Would you extract the whole listing below and retype it exactly?

──────── Supplied entries ────────

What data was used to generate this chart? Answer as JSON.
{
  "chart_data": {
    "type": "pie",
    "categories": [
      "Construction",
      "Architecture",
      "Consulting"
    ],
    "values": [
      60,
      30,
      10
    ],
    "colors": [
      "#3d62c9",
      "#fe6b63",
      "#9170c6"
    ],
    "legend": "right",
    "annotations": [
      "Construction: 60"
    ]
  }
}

────────

_Finished task_
What data was used to generate this chart? Answer as JSON.
{
  "chart_data": {
    "type": "pie",
    "categories": [
      "Construction",
      "Architecture",
      "Consulting"
    ],
    "values": [
      60,
      30,
      10
    ],
    "colors": [
      "#3d62c9",
      "#fe6b63",
      "#9170c6"
    ],
    "legend": "right",
    "annotations": [
      "Construction: 60"
    ]
  }
}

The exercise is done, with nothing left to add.